TASK TO CARRY OUT:
Leave out the pictures and repeat every record exactly.

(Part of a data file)
--*--

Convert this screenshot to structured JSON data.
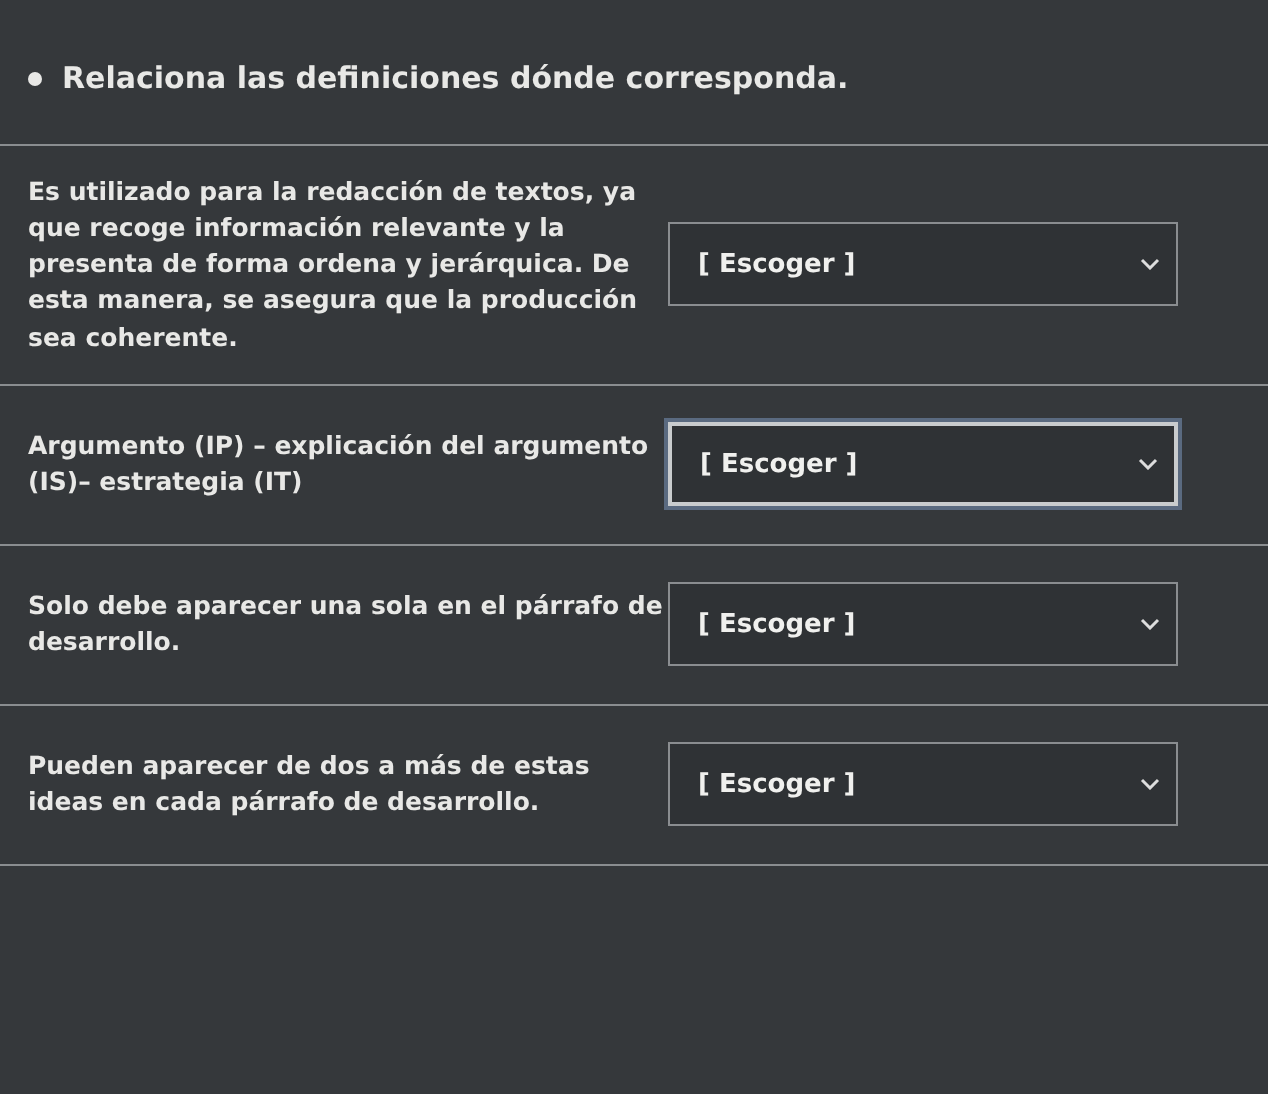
{
  "instruction": "Relaciona las definiciones dónde corresponda.",
  "rows": [
    {
      "definition": "Es utilizado para la redacción de textos, ya que recoge información relevante y la presenta de forma ordena y jerárquica. De esta manera, se asegura que la producción sea coherente.",
      "select": "[ Escoger ]",
      "focused": false
    },
    {
      "definition": "Argumento (IP) – explicación del argumento (IS)– estrategia (IT)",
      "select": "[ Escoger ]",
      "focused": true
    },
    {
      "definition": "Solo debe aparecer una sola en el párrafo de desarrollo.",
      "select": "[ Escoger ]",
      "focused": false
    },
    {
      "definition": "Pueden aparecer de dos a más de estas ideas en cada párrafo de desarrollo.",
      "select": "[ Escoger ]",
      "focused": false
    }
  ]
}
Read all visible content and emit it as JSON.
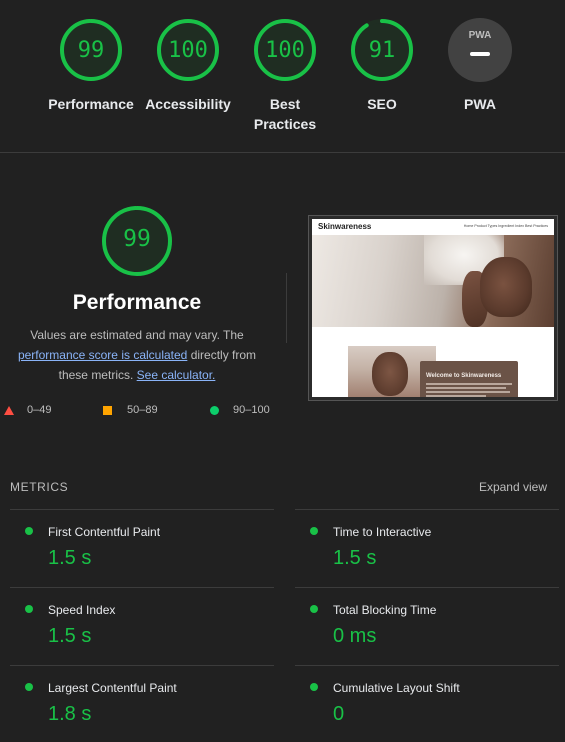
{
  "categories": [
    {
      "label": "Performance",
      "score": "99"
    },
    {
      "label": "Accessibility",
      "score": "100"
    },
    {
      "label": "Best Practices",
      "score": "100"
    },
    {
      "label": "SEO",
      "score": "91"
    },
    {
      "label": "PWA",
      "badge": "PWA"
    }
  ],
  "summary": {
    "score": "99",
    "title": "Performance",
    "desc_1": "Values are estimated and may vary. The",
    "link_1": "performance score is calculated",
    "desc_2": " directly from",
    "desc_3": "these metrics. ",
    "link_2": "See calculator."
  },
  "legend": [
    {
      "range": "0–49",
      "color": "#ff4e42"
    },
    {
      "range": "50–89",
      "color": "#ffa400"
    },
    {
      "range": "90–100",
      "color": "#0cce6b"
    }
  ],
  "thumbnail": {
    "logo": "Skinwareness",
    "links": "Home   Product Types   Ingredient Index   Best Practices",
    "card_title": "Welcome to Skinwareness"
  },
  "metrics": {
    "heading": "METRICS",
    "expand_label": "Expand view",
    "items": [
      {
        "name": "First Contentful Paint",
        "value": "1.5 s"
      },
      {
        "name": "Time to Interactive",
        "value": "1.5 s"
      },
      {
        "name": "Speed Index",
        "value": "1.5 s"
      },
      {
        "name": "Total Blocking Time",
        "value": "0 ms"
      },
      {
        "name": "Largest Contentful Paint",
        "value": "1.8 s"
      },
      {
        "name": "Cumulative Layout Shift",
        "value": "0"
      }
    ]
  },
  "colors": {
    "pass": "#19c147",
    "background": "#212121",
    "link": "#8ab4f8"
  }
}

--*--

EXERCISE RESULT:
Convert this screenshot to structured JSON data.
{
  "instruction": "Relaciona las definiciones dónde corresponda.",
  "rows": [
    {
      "definition": "Es utilizado para la redacción de textos, ya que recoge información relevante y la presenta de forma ordena y jerárquica. De esta manera, se asegura que la producción sea coherente.",
      "select": "[ Escoger ]",
      "focused": false
    },
    {
      "definition": "Argumento (IP) – explicación del argumento (IS)– estrategia (IT)",
      "select": "[ Escoger ]",
      "focused": true
    },
    {
      "definition": "Solo debe aparecer una sola en el párrafo de desarrollo.",
      "select": "[ Escoger ]",
      "focused": false
    },
    {
      "definition": "Pueden aparecer de dos a más de estas ideas en cada párrafo de desarrollo.",
      "select": "[ Escoger ]",
      "focused": false
    }
  ]
}
Read all visible content and emit it as JSON.
{
  "categories": [
    {
      "label": "Performance",
      "score": "99"
    },
    {
      "label": "Accessibility",
      "score": "100"
    },
    {
      "label": "Best Practices",
      "score": "100"
    },
    {
      "label": "SEO",
      "score": "91"
    },
    {
      "label": "PWA",
      "badge": "PWA"
    }
  ],
  "summary": {
    "score": "99",
    "title": "Performance",
    "desc_1": "Values are estimated and may vary. The",
    "link_1": "performance score is calculated",
    "desc_2": " directly from",
    "desc_3": "these metrics. ",
    "link_2": "See calculator."
  },
  "legend": [
    {
      "range": "0–49",
      "color": "#ff4e42"
    },
    {
      "range": "50–89",
      "color": "#ffa400"
    },
    {
      "range": "90–100",
      "color": "#0cce6b"
    }
  ],
  "thumbnail": {
    "logo": "Skinwareness",
    "links": "Home   Product Types   Ingredient Index   Best Practices",
    "card_title": "Welcome to Skinwareness"
  },
  "metrics": {
    "heading": "METRICS",
    "expand_label": "Expand view",
    "items": [
      {
        "name": "First Contentful Paint",
        "value": "1.5 s"
      },
      {
        "name": "Time to Interactive",
        "value": "1.5 s"
      },
      {
        "name": "Speed Index",
        "value": "1.5 s"
      },
      {
        "name": "Total Blocking Time",
        "value": "0 ms"
      },
      {
        "name": "Largest Contentful Paint",
        "value": "1.8 s"
      },
      {
        "name": "Cumulative Layout Shift",
        "value": "0"
      }
    ]
  },
  "colors": {
    "pass": "#19c147",
    "background": "#212121",
    "link": "#8ab4f8"
  }
}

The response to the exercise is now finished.